### Written exercise:
Answer with a number only: how many lines of the data contain "Accept"?

Dataset items
** start **
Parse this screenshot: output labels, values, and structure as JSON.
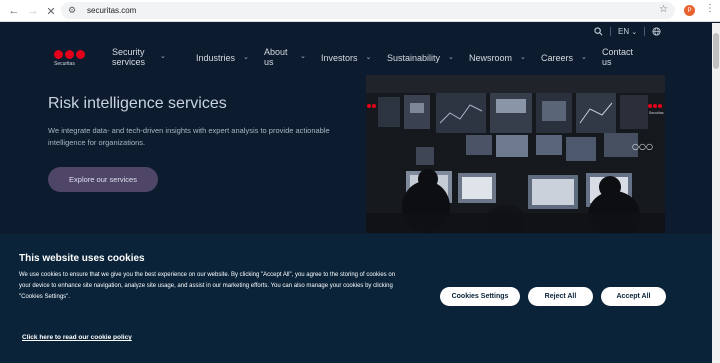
{
  "browser": {
    "url": "securitas.com",
    "profile_initial": "P"
  },
  "utility": {
    "language": "EN"
  },
  "logo": {
    "wordmark": "Securitas",
    "brand_color": "#e3001b"
  },
  "menu": {
    "items": [
      {
        "label": "Security services"
      },
      {
        "label": "Industries"
      },
      {
        "label": "About us"
      },
      {
        "label": "Investors"
      },
      {
        "label": "Sustainability"
      },
      {
        "label": "Newsroom"
      },
      {
        "label": "Careers"
      },
      {
        "label": "Contact us"
      }
    ]
  },
  "hero": {
    "title": "Risk intelligence services",
    "text": "We integrate data- and tech-driven insights with expert analysis to provide actionable intelligence for organizations.",
    "cta": "Explore our services",
    "image_wordmark": "Securitas"
  },
  "cookie": {
    "title": "This website uses cookies",
    "text": "We use cookies to ensure that we give you the best experience on our website. By clicking \"Accept All\", you agree to the storing of cookies on your device to enhance site navigation, analyze site usage, and assist in our marketing efforts. You can also manage your cookies by clicking \"Cookies Settings\".",
    "settings_label": "Cookies Settings",
    "reject_label": "Reject All",
    "accept_label": "Accept All",
    "policy_link": "Click here to read our cookie policy"
  },
  "colors": {
    "background": "#0d1b2e",
    "banner": "#0a2339",
    "cta": "#4e4567"
  }
}
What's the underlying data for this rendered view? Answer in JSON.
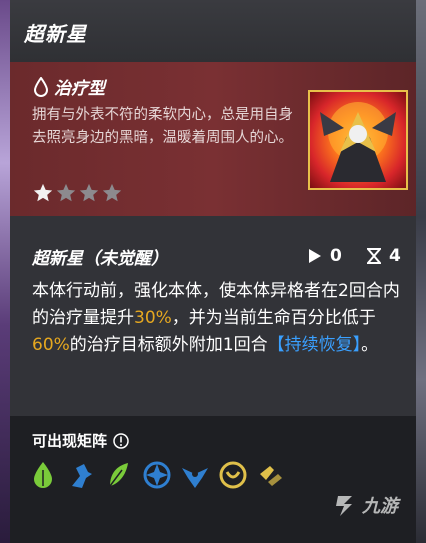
{
  "header": {
    "title": "超新星"
  },
  "card": {
    "type_label": "治疗型",
    "description": "拥有与外表不符的柔软内心，总是用自身去照亮身边的黑暗，温暖着周围人的心。",
    "rarity": 1,
    "rarity_max": 4
  },
  "skill": {
    "name": "超新星（未觉醒）",
    "play_value": "0",
    "hourglass_value": "4",
    "text_1": "本体行动前，强化本体，使本体异格者在2回合内的治疗量提升",
    "pct_1": "30%",
    "text_2": "，并为当前生命百分比低于",
    "pct_2": "60%",
    "text_3": "的治疗目标额外附加1回合",
    "keyword": "【持续恢复】",
    "text_4": "。"
  },
  "footer": {
    "title": "可出现矩阵",
    "matrix_icons": [
      "leaf-drop-icon",
      "runner-icon",
      "feather-icon",
      "compass-star-icon",
      "winged-emblem-icon",
      "shield-crest-icon",
      "scroll-icon"
    ]
  },
  "watermark": {
    "text": "九游"
  },
  "colors": {
    "highlight": "#e6a820",
    "keyword": "#3aa0ff",
    "card_red": "#7a3033",
    "matrix_green": "#7acb3a",
    "matrix_blue": "#2f7fd0",
    "matrix_gold": "#e0c04a"
  }
}
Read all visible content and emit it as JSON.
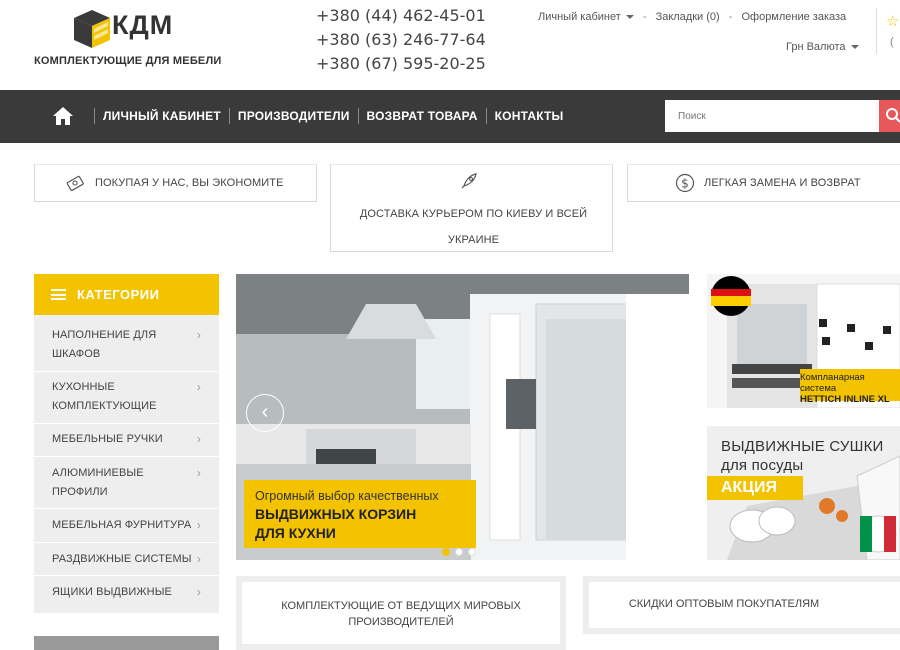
{
  "header": {
    "logo_text": "КДМ",
    "logo_subtitle": "КОМПЛЕКТУЮЩИЕ ДЛЯ МЕБЕЛИ",
    "phones": [
      "+380 (44) 462-45-01",
      "+380 (63) 246-77-64",
      "+380 (67) 595-20-25"
    ],
    "account_label": "Личный кабинет",
    "bookmarks_label": "Закладки (0)",
    "checkout_label": "Оформление заказа",
    "currency_label": "Грн Валюта"
  },
  "nav": {
    "items": [
      "ЛИЧНЫЙ КАБИНЕТ",
      "ПРОИЗВОДИТЕЛИ",
      "ВОЗВРАТ ТОВАРА",
      "КОНТАКТЫ"
    ],
    "search_placeholder": "Поиск"
  },
  "benefits": [
    {
      "text": "ПОКУПАЯ У НАС, ВЫ ЭКОНОМИТЕ",
      "icon": "money-tag-icon"
    },
    {
      "text": "ДОСТАВКА КУРЬЕРОМ ПО КИЕВУ И ВСЕЙ УКРАИНЕ",
      "icon": "rocket-icon"
    },
    {
      "text": "ЛЕГКАЯ ЗАМЕНА И ВОЗВРАТ",
      "icon": "dollar-circle-icon"
    }
  ],
  "sidebar": {
    "title": "КАТЕГОРИИ",
    "items": [
      {
        "label": "НАПОЛНЕНИЕ ДЛЯ ШКАФОВ"
      },
      {
        "label": "КУХОННЫЕ КОМПЛЕКТУЮЩИЕ"
      },
      {
        "label": "МЕБЕЛЬНЫЕ РУЧКИ"
      },
      {
        "label": "АЛЮМИНИЕВЫЕ ПРОФИЛИ"
      },
      {
        "label": "МЕБЕЛЬНАЯ ФУРНИТУРА"
      },
      {
        "label": "РАЗДВИЖНЫЕ СИСТЕМЫ"
      },
      {
        "label": "ЯЩИКИ ВЫДВИЖНЫЕ"
      }
    ]
  },
  "slider": {
    "caption_line1": "Огромный выбор качественных",
    "caption_line2": "ВЫДВИЖНЫХ КОРЗИН",
    "caption_line3": "ДЛЯ КУХНИ",
    "slide_count": 3,
    "active_slide": 1
  },
  "banners": {
    "banner1_line1": "Компланарная",
    "banner1_line2": "система",
    "banner1_line3": "HETTICH INLINE XL",
    "banner2_line1": "ВЫДВИЖНЫЕ СУШКИ",
    "banner2_line2": "для посуды",
    "banner2_badge": "АКЦИЯ"
  },
  "info_boxes": [
    "КОМПЛЕКТУЮЩИЕ ОТ ВЕДУЩИХ МИРОВЫХ ПРОИЗВОДИТЕЛЕЙ",
    "СКИДКИ ОПТОВЫМ ПОКУПАТЕЛЯМ"
  ],
  "colors": {
    "accent": "#f4c300",
    "nav_bg": "#3a3a3a",
    "search_button": "#e8585b"
  }
}
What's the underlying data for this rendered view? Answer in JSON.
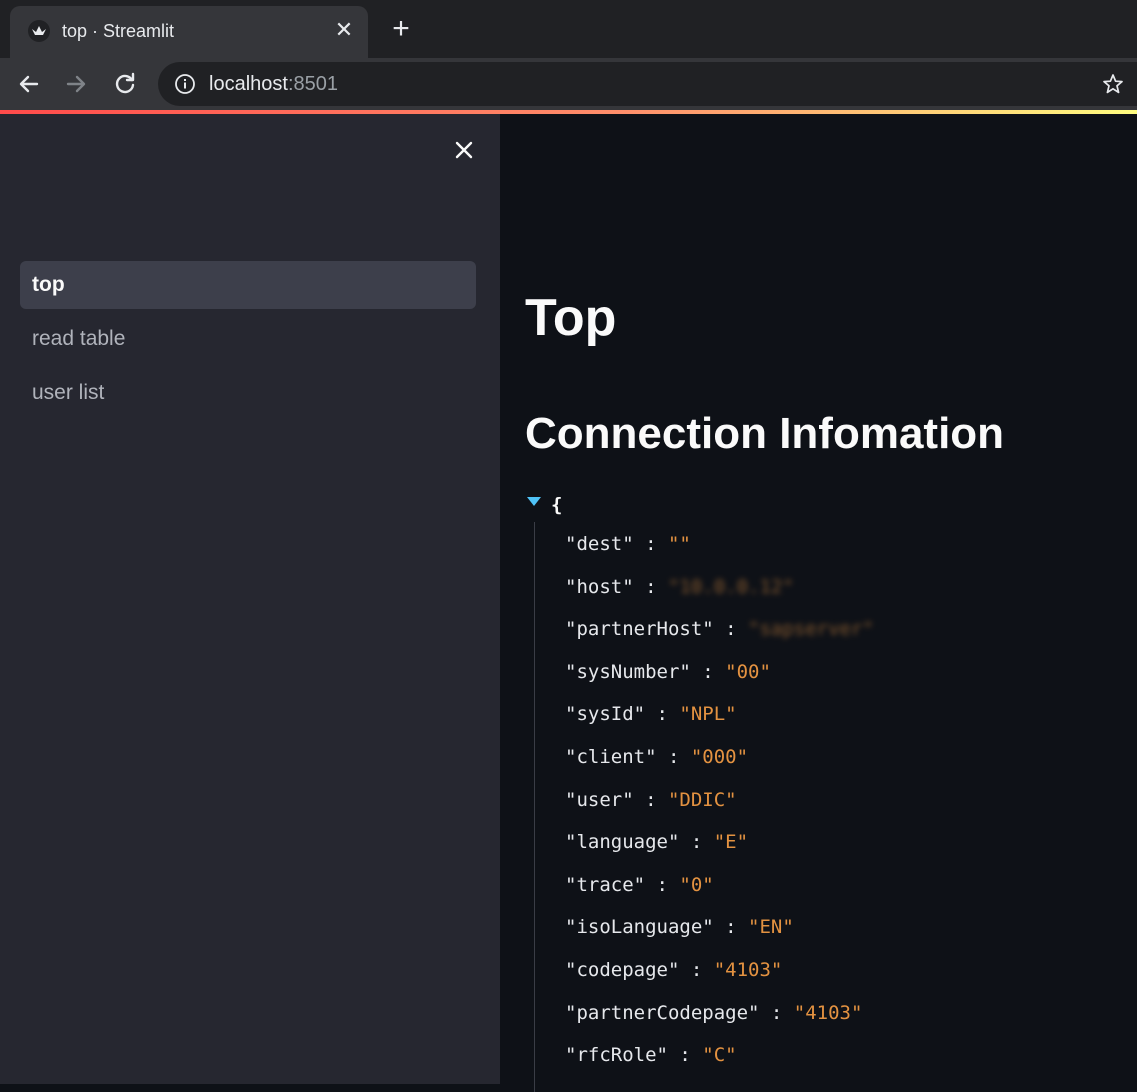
{
  "browser": {
    "tab_title": "top · Streamlit",
    "url_host": "localhost",
    "url_port": ":8501"
  },
  "sidebar": {
    "items": [
      {
        "label": "top",
        "active": true
      },
      {
        "label": "read table",
        "active": false
      },
      {
        "label": "user list",
        "active": false
      }
    ]
  },
  "main": {
    "title": "Top",
    "section_title": "Connection Infomation",
    "json_open": "{",
    "json": [
      {
        "key": "\"dest\"",
        "value": "\"\"",
        "blurred": false
      },
      {
        "key": "\"host\"",
        "value": "\"10.0.0.12\"",
        "blurred": true
      },
      {
        "key": "\"partnerHost\"",
        "value": "\"sapserver\"",
        "blurred": true
      },
      {
        "key": "\"sysNumber\"",
        "value": "\"00\"",
        "blurred": false
      },
      {
        "key": "\"sysId\"",
        "value": "\"NPL\"",
        "blurred": false
      },
      {
        "key": "\"client\"",
        "value": "\"000\"",
        "blurred": false
      },
      {
        "key": "\"user\"",
        "value": "\"DDIC\"",
        "blurred": false
      },
      {
        "key": "\"language\"",
        "value": "\"E\"",
        "blurred": false
      },
      {
        "key": "\"trace\"",
        "value": "\"0\"",
        "blurred": false
      },
      {
        "key": "\"isoLanguage\"",
        "value": "\"EN\"",
        "blurred": false
      },
      {
        "key": "\"codepage\"",
        "value": "\"4103\"",
        "blurred": false
      },
      {
        "key": "\"partnerCodepage\"",
        "value": "\"4103\"",
        "blurred": false
      },
      {
        "key": "\"rfcRole\"",
        "value": "\"C\"",
        "blurred": false
      }
    ]
  },
  "colors": {
    "accent_red": "#ff4b4b",
    "sidebar_bg": "#262730",
    "main_bg": "#0e1117",
    "json_value": "#e39241"
  },
  "icons": [
    "streamlit-crown-icon",
    "close-icon",
    "plus-icon",
    "back-arrow-icon",
    "forward-arrow-icon",
    "reload-icon",
    "info-icon",
    "star-icon",
    "caret-down-icon"
  ]
}
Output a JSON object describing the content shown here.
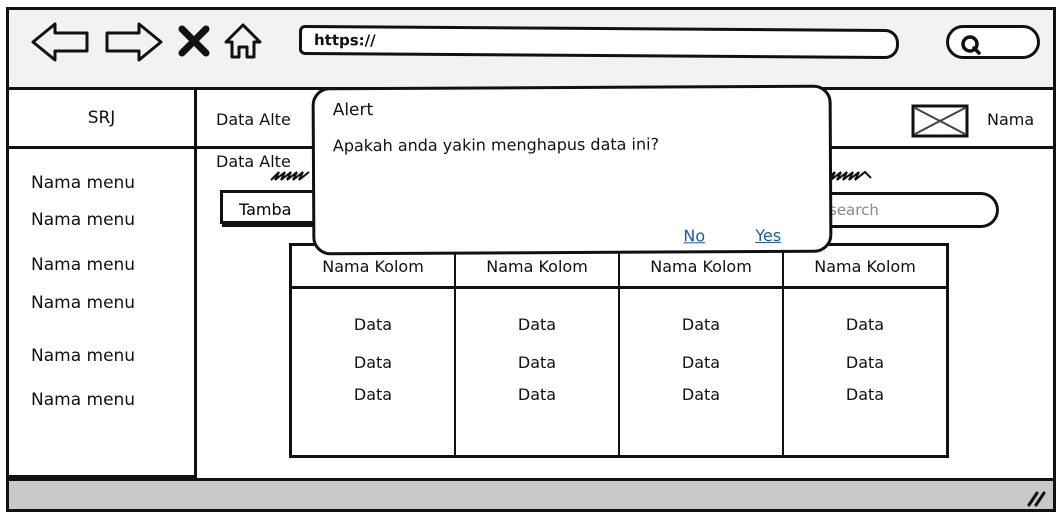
{
  "browser": {
    "url": "https://",
    "icons": [
      "back-arrow-icon",
      "forward-arrow-icon",
      "close-icon",
      "home-icon",
      "search-icon"
    ]
  },
  "app": {
    "brand": "SRJ"
  },
  "sidebar": {
    "items": [
      {
        "label": "Nama menu"
      },
      {
        "label": "Nama menu"
      },
      {
        "label": "Nama menu"
      },
      {
        "label": "Nama menu"
      },
      {
        "label": "Nama menu"
      },
      {
        "label": "Nama menu"
      }
    ]
  },
  "header": {
    "title": "Data Alte",
    "profile_name": "Nama"
  },
  "content": {
    "breadcrumb": "Data Alte",
    "add_button": "Tamba",
    "search_placeholder": "search"
  },
  "table": {
    "columns": [
      "Nama Kolom",
      "Nama Kolom",
      "Nama Kolom",
      "Nama Kolom"
    ],
    "rows": [
      [
        "Data",
        "Data",
        "Data",
        "Data"
      ],
      [
        "Data",
        "Data",
        "Data",
        "Data"
      ],
      [
        "Data",
        "Data",
        "Data",
        "Data"
      ]
    ]
  },
  "dialog": {
    "title": "Alert",
    "message": "Apakah anda yakin menghapus data ini?",
    "no_label": "No",
    "yes_label": "Yes"
  },
  "colors": {
    "link": "#1a5aa6",
    "toolbar": "#f2f2f2",
    "statusbar": "#c8c8c8"
  }
}
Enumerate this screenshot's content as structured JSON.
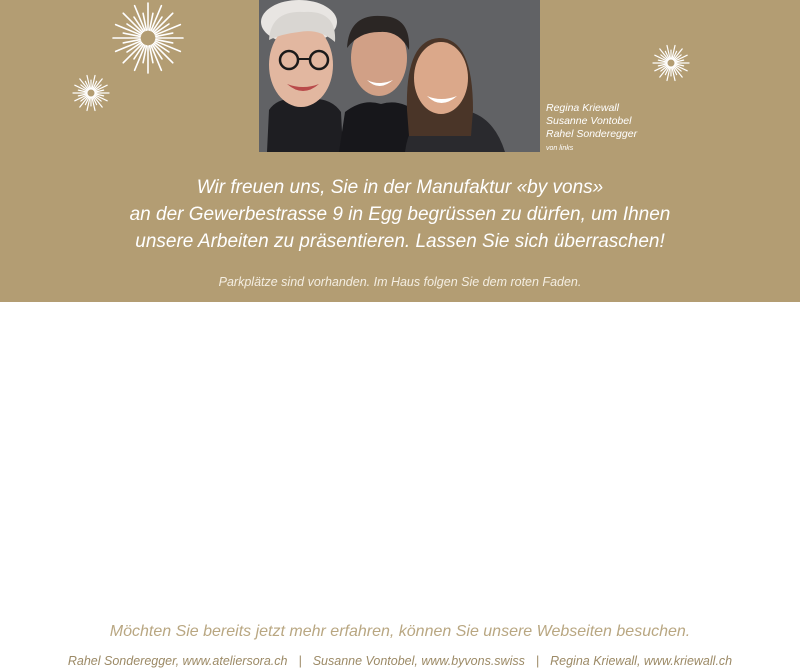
{
  "photo": {
    "alt": "Portrait of three smiling women"
  },
  "caption": {
    "names": [
      "Regina Kriewall",
      "Susanne Vontobel",
      "Rahel Sonderegger"
    ],
    "note": "von links"
  },
  "intro": {
    "lines": [
      "Wir freuen uns, Sie in der Manufaktur «by vons»",
      "an der Gewerbestrasse 9 in Egg begrüssen zu dürfen, um Ihnen",
      "unsere Arbeiten zu präsentieren. Lassen Sie sich überraschen!"
    ]
  },
  "parking": "Parkplätze sind vorhanden. Im Haus folgen Sie dem roten Faden.",
  "more": "Möchten Sie bereits jetzt mehr erfahren, können Sie unsere Webseiten besuchen.",
  "links": {
    "items": [
      "Rahel Sonderegger, www.ateliersora.ch",
      "Susanne Vontobel, www.byvons.swiss",
      "Regina Kriewall, www.kriewall.ch"
    ],
    "separator": "|"
  },
  "colors": {
    "gold_background": "#b39d73",
    "text_white": "#ffffff",
    "link_text": "#9c8a66"
  },
  "icons": [
    "starburst-icon"
  ]
}
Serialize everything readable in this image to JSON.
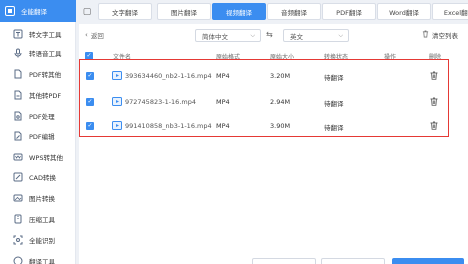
{
  "sidebar": {
    "active": "全能翻译",
    "items": [
      {
        "label": "转文字工具",
        "icon": "text-tool-icon"
      },
      {
        "label": "转语音工具",
        "icon": "voice-tool-icon"
      },
      {
        "label": "PDF转其他",
        "icon": "pdf-convert-icon"
      },
      {
        "label": "其他转PDF",
        "icon": "to-pdf-icon"
      },
      {
        "label": "PDF处理",
        "icon": "pdf-process-icon"
      },
      {
        "label": "PDF编辑",
        "icon": "pdf-edit-icon"
      },
      {
        "label": "WPS转其他",
        "icon": "wps-icon"
      },
      {
        "label": "CAD转换",
        "icon": "cad-icon"
      },
      {
        "label": "图片转换",
        "icon": "image-icon"
      },
      {
        "label": "压缩工具",
        "icon": "compress-icon"
      },
      {
        "label": "全能识别",
        "icon": "recognize-icon"
      },
      {
        "label": "翻译工具",
        "icon": "translate-icon"
      }
    ]
  },
  "tabs": [
    {
      "label": "文字翻译",
      "active": false
    },
    {
      "label": "图片翻译",
      "active": false
    },
    {
      "label": "视频翻译",
      "active": true
    },
    {
      "label": "音频翻译",
      "active": false
    },
    {
      "label": "PDF翻译",
      "active": false
    },
    {
      "label": "Word翻译",
      "active": false
    },
    {
      "label": "Excel翻译",
      "active": false
    }
  ],
  "toolbar": {
    "back_label": "返回",
    "source_lang": "简体中文",
    "target_lang": "英文",
    "clear_label": "清空列表"
  },
  "table": {
    "headers": {
      "name": "文件名",
      "format": "原始格式",
      "size": "原始大小",
      "status": "转换状态",
      "action": "操作",
      "delete": "删除"
    },
    "rows": [
      {
        "name": "393634460_nb2-1-16.mp4",
        "format": "MP4",
        "size": "3.20M",
        "status": "待翻译"
      },
      {
        "name": "972745823-1-16.mp4",
        "format": "MP4",
        "size": "2.94M",
        "status": "待翻译"
      },
      {
        "name": "991410858_nb3-1-16.mp4",
        "format": "MP4",
        "size": "3.90M",
        "status": "待翻译"
      }
    ]
  },
  "colors": {
    "accent": "#3b8df0",
    "highlight_border": "#e53935"
  }
}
** end **
### Answer to this task:
2